Isolate every line in the data with the string "frequency" and copy it.
[start of RECORDS TO USE]
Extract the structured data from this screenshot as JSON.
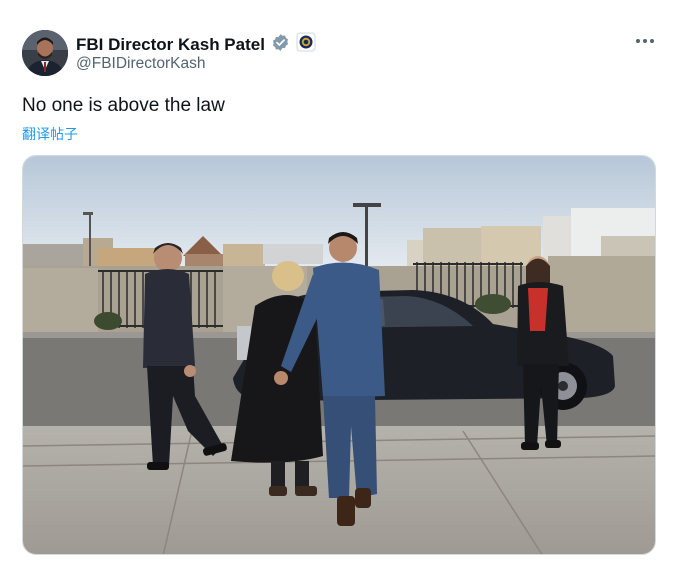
{
  "tweet": {
    "display_name": "FBI Director Kash Patel",
    "handle": "@FBIDirectorKash",
    "text": "No one is above the law",
    "translate_label": "翻译帖子",
    "verified_icon": "verified-badge-icon",
    "affiliation_icon": "fbi-seal-icon",
    "more_icon": "more-options-icon"
  },
  "colors": {
    "text_primary": "#0f1419",
    "text_secondary": "#536471",
    "link": "#1d9bf0",
    "verified": "#829aab"
  }
}
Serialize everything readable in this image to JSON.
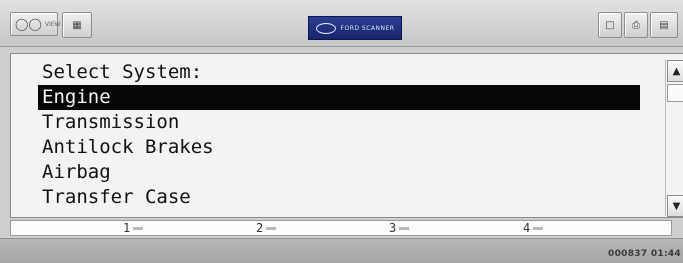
{
  "toolbar": {
    "view_button_label": "VIEW",
    "logo_text": "FORD SCANNER",
    "icons": [
      "view-icon",
      "grid-icon",
      "window-icon",
      "print-icon",
      "document-icon"
    ]
  },
  "menu": {
    "prompt": "Select System:",
    "items": [
      "Engine",
      "Transmission",
      "Antilock Brakes",
      "Airbag",
      "Transfer Case"
    ],
    "selected": "Engine"
  },
  "softkeys": [
    "1",
    "2",
    "3",
    "4"
  ],
  "status": {
    "time": "000837 01:44"
  },
  "colors": {
    "selection_bg": "#060606",
    "selection_fg": "#f5f5f5",
    "logo_bg": "#1f2f80"
  }
}
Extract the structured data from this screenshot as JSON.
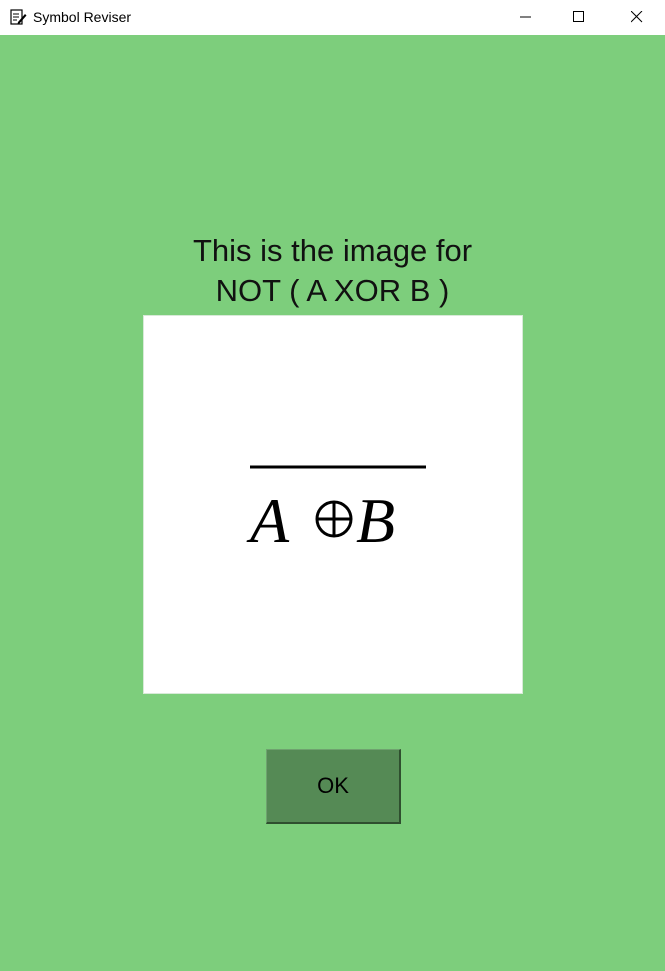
{
  "window": {
    "title": "Symbol Reviser",
    "icon": "notepad-edit-icon",
    "controls": [
      "minimize-icon",
      "maximize-icon",
      "close-icon"
    ]
  },
  "main": {
    "caption_line1": "This is the image for",
    "caption_line2": "NOT ( A XOR B )",
    "symbol_image": {
      "left_operand": "A",
      "operator": "⊕",
      "right_operand": "B",
      "overbar": true
    },
    "ok_label": "OK"
  },
  "colors": {
    "background": "#7dce7c",
    "ok_button": "#558a55",
    "image_background": "#ffffff"
  }
}
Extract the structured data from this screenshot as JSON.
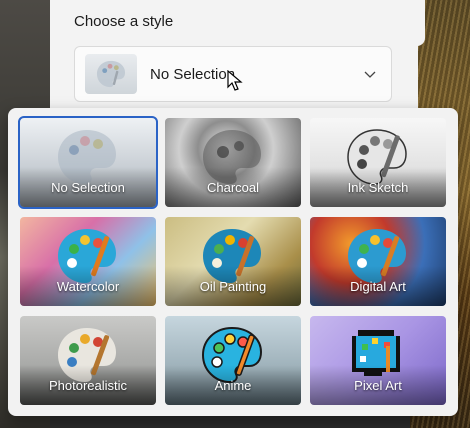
{
  "settings": {
    "section_title": "Choose a style",
    "selected_value": "No Selection"
  },
  "flyout": {
    "options": [
      {
        "label": "No Selection",
        "selected": true
      },
      {
        "label": "Charcoal",
        "selected": false
      },
      {
        "label": "Ink Sketch",
        "selected": false
      },
      {
        "label": "Watercolor",
        "selected": false
      },
      {
        "label": "Oil Painting",
        "selected": false
      },
      {
        "label": "Digital Art",
        "selected": false
      },
      {
        "label": "Photorealistic",
        "selected": false
      },
      {
        "label": "Anime",
        "selected": false
      },
      {
        "label": "Pixel Art",
        "selected": false
      }
    ]
  },
  "colors": {
    "accent": "#2b63c6",
    "panel": "#f3f3f3",
    "flyout": "#f2f2f2",
    "palette_blue": "#2aa7d8"
  },
  "icons": {
    "select_thumb": "palette-icon",
    "dropdown": "chevron-down-icon",
    "pointer": "mouse-cursor-icon"
  }
}
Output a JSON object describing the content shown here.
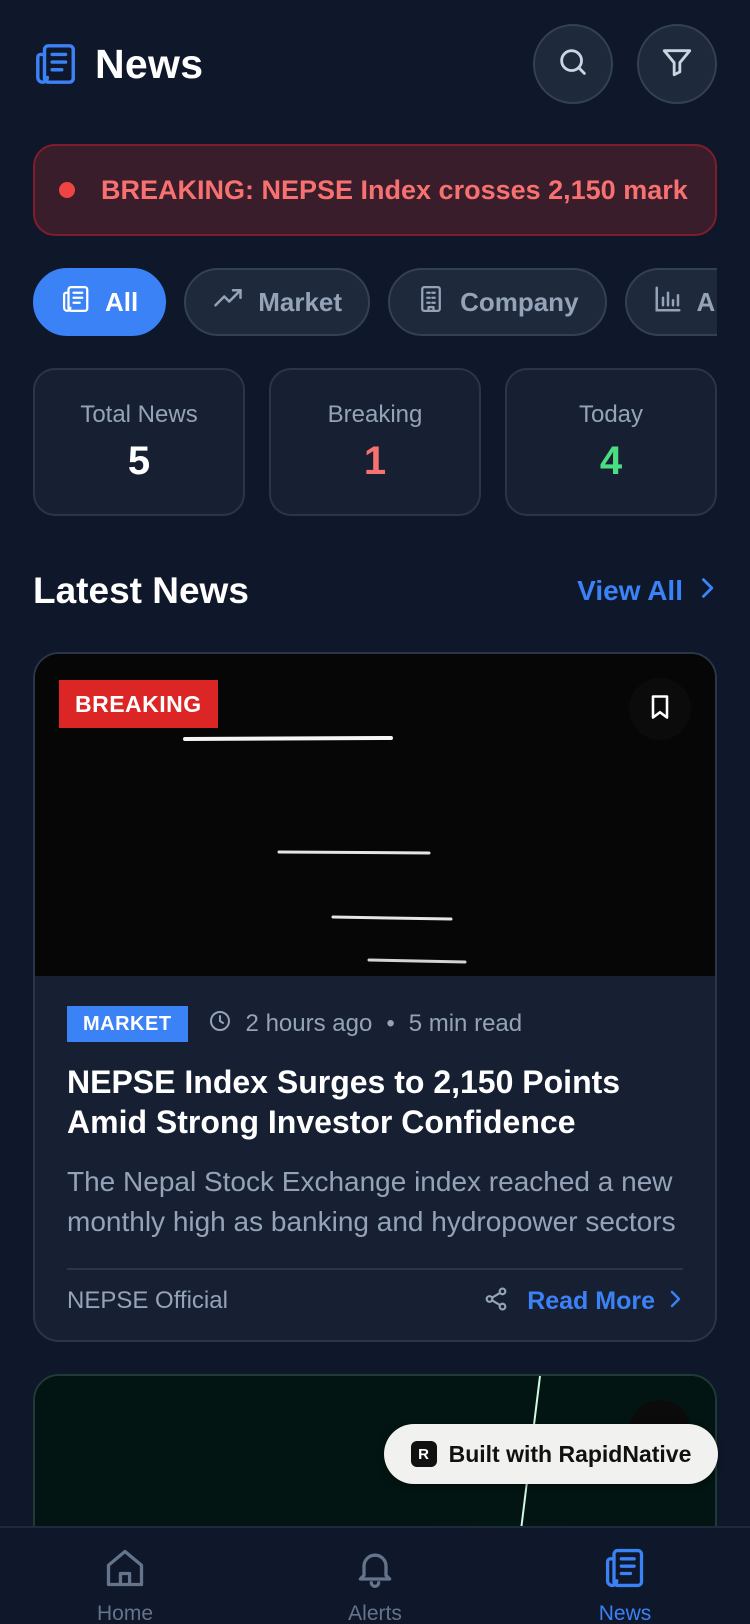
{
  "header": {
    "title": "News"
  },
  "ticker": {
    "text": "BREAKING: NEPSE Index crosses 2,150 mark"
  },
  "categories": [
    {
      "label": "All",
      "active": true,
      "icon": "newspaper-icon"
    },
    {
      "label": "Market",
      "active": false,
      "icon": "trending-up-icon"
    },
    {
      "label": "Company",
      "active": false,
      "icon": "building-icon"
    },
    {
      "label": "Analysis",
      "active": false,
      "icon": "bar-chart-icon"
    }
  ],
  "stats": [
    {
      "label": "Total News",
      "value": "5",
      "color": "#ffffff"
    },
    {
      "label": "Breaking",
      "value": "1",
      "color": "#f87171"
    },
    {
      "label": "Today",
      "value": "4",
      "color": "#4ade80"
    }
  ],
  "section": {
    "title": "Latest News",
    "view_all": "View All"
  },
  "featured": {
    "badge": "BREAKING",
    "tag": "MARKET",
    "time": "2 hours ago",
    "read_time": "5 min read",
    "title": "NEPSE Index Surges to 2,150 Points Amid Strong Investor Confidence",
    "excerpt": "The Nepal Stock Exchange index reached a new monthly high as banking and hydropower sectors led the gains.",
    "source": "NEPSE Official",
    "read_more": "Read More"
  },
  "built_with": "Built with RapidNative",
  "nav": [
    {
      "label": "Home",
      "active": false,
      "icon": "home-icon"
    },
    {
      "label": "Alerts",
      "active": false,
      "icon": "bell-icon"
    },
    {
      "label": "News",
      "active": true,
      "icon": "newspaper-icon"
    }
  ],
  "colors": {
    "accent": "#3b82f6",
    "breaking": "#dc2626",
    "background": "#0f172a"
  }
}
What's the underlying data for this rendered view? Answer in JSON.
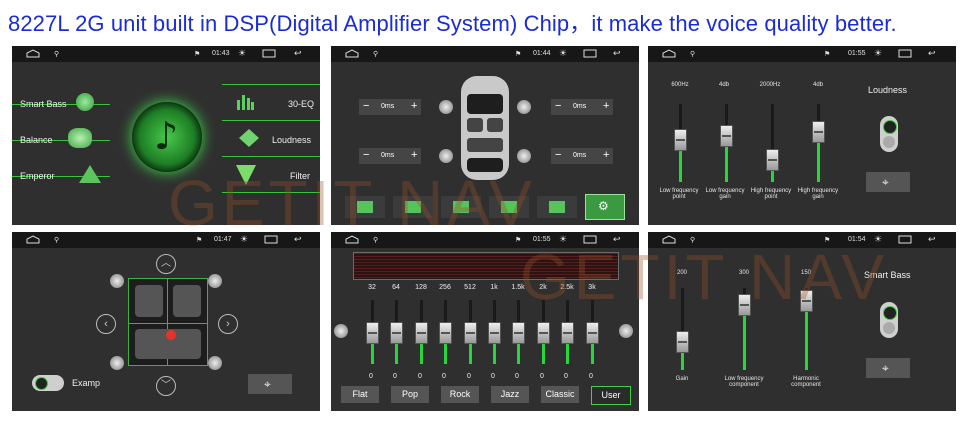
{
  "headline": "8227L 2G unit built in DSP(Digital Amplifier System) Chip，it make the voice quality better.",
  "watermark": "GETIT NAV",
  "p1": {
    "time": "01:43",
    "left": [
      "Smart Bass",
      "Balance",
      "Emperor"
    ],
    "right": [
      "30-EQ",
      "Loudness",
      "Filter"
    ]
  },
  "p2": {
    "time": "01:44",
    "delays": [
      "0ms",
      "0ms",
      "0ms",
      "0ms"
    ],
    "minus": "−",
    "plus": "+"
  },
  "p3": {
    "time": "01:55",
    "freqs": [
      "600Hz",
      "4db",
      "2000Hz",
      "4db"
    ],
    "labels": [
      "Low frequency point",
      "Low frequency gain",
      "High frequency point",
      "High frequency gain"
    ],
    "loudness": "Loudness",
    "levels": [
      0.55,
      0.6,
      0.3,
      0.65
    ]
  },
  "p4": {
    "time": "01:47",
    "toggle_label": "Examp"
  },
  "p5": {
    "time": "01:55",
    "bands": [
      "32",
      "64",
      "128",
      "256",
      "512",
      "1k",
      "1.5k",
      "2k",
      "2.5k",
      "3k"
    ],
    "zeros": [
      "0",
      "0",
      "0",
      "0",
      "0",
      "0",
      "0",
      "0",
      "0",
      "0"
    ],
    "presets": [
      "Flat",
      "Pop",
      "Rock",
      "Jazz",
      "Classic",
      "User"
    ],
    "selected_preset": "User"
  },
  "p6": {
    "time": "01:54",
    "values": [
      "200",
      "300",
      "150"
    ],
    "labels": [
      "Gain",
      "Low frequency component",
      "Harmonic component"
    ],
    "title": "Smart Bass",
    "levels": [
      0.35,
      0.8,
      0.85
    ]
  }
}
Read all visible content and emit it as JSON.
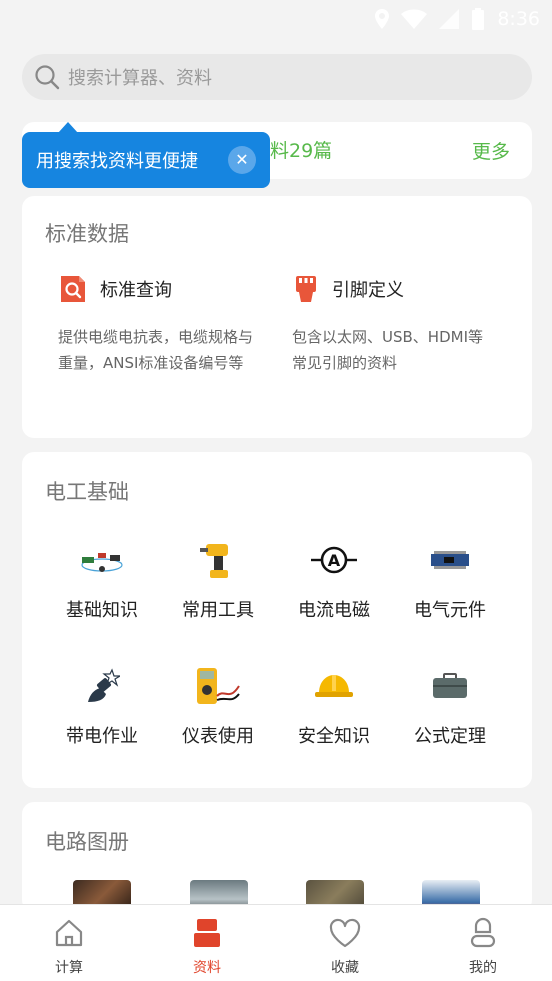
{
  "status_bar": {
    "time": "8:36"
  },
  "search": {
    "placeholder": "搜索计算器、资料"
  },
  "notice": {
    "text": "料29篇",
    "more": "更多"
  },
  "tooltip": {
    "text": "用搜索找资料更便捷",
    "close_symbol": "✕"
  },
  "standard_data": {
    "title": "标准数据",
    "items": [
      {
        "name": "标准查询",
        "desc": "提供电缆电抗表，电缆规格与重量，ANSI标准设备编号等",
        "icon": "search-doc-icon"
      },
      {
        "name": "引脚定义",
        "desc": "包含以太网、USB、HDMI等常见引脚的资料",
        "icon": "connector-icon"
      }
    ]
  },
  "electric_basics": {
    "title": "电工基础",
    "items": [
      {
        "label": "基础知识",
        "icon": "circuit-wire-icon"
      },
      {
        "label": "常用工具",
        "icon": "drill-icon"
      },
      {
        "label": "电流电磁",
        "icon": "ammeter-icon"
      },
      {
        "label": "电气元件",
        "icon": "circuit-board-icon"
      },
      {
        "label": "带电作业",
        "icon": "plug-spark-icon"
      },
      {
        "label": "仪表使用",
        "icon": "multimeter-icon"
      },
      {
        "label": "安全知识",
        "icon": "hard-hat-icon"
      },
      {
        "label": "公式定理",
        "icon": "toolbox-icon"
      }
    ]
  },
  "circuits": {
    "title": "电路图册"
  },
  "bottom_nav": {
    "items": [
      {
        "label": "计算",
        "icon": "home-icon",
        "active": false
      },
      {
        "label": "资料",
        "icon": "folder-icon",
        "active": true
      },
      {
        "label": "收藏",
        "icon": "heart-icon",
        "active": false
      },
      {
        "label": "我的",
        "icon": "user-icon",
        "active": false
      }
    ]
  },
  "colors": {
    "accent_green": "#57b94a",
    "tooltip_blue": "#1685e0",
    "active_red": "#e0442b"
  }
}
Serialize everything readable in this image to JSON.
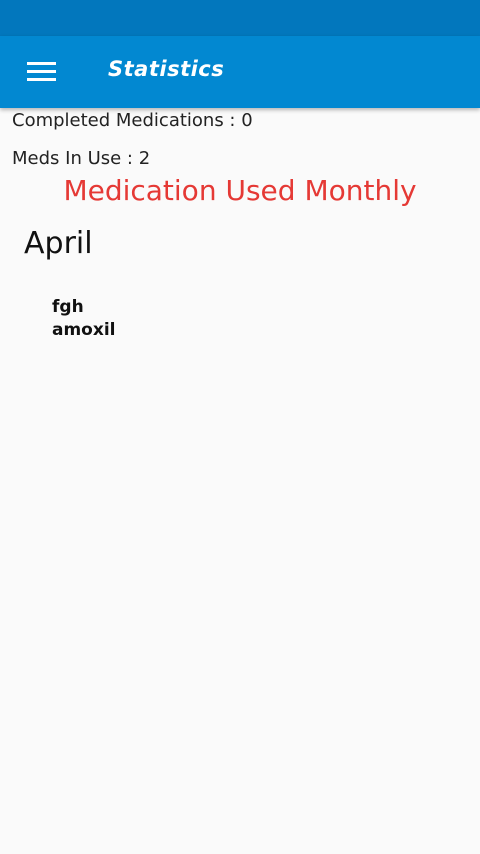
{
  "header": {
    "title": "Statistics",
    "menu_icon": "hamburger-menu-icon"
  },
  "stats": {
    "completed": "Completed Medications : 0",
    "in_use": "Meds In Use : 2"
  },
  "section": {
    "title": "Medication Used Monthly"
  },
  "months": [
    {
      "name": "April",
      "medications": [
        "fgh",
        "amoxil"
      ]
    }
  ],
  "colors": {
    "status_bar": "#0277bd",
    "app_bar": "#0288d1",
    "section_title": "#e53935",
    "background": "#fafafa"
  }
}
[end of RECORDS TO USE]
**ANSWER IN FULL**
      "Low frequency point",
      "Low frequency gain",
      "High frequency point",
      "High frequency gain"
      "Low frequency component",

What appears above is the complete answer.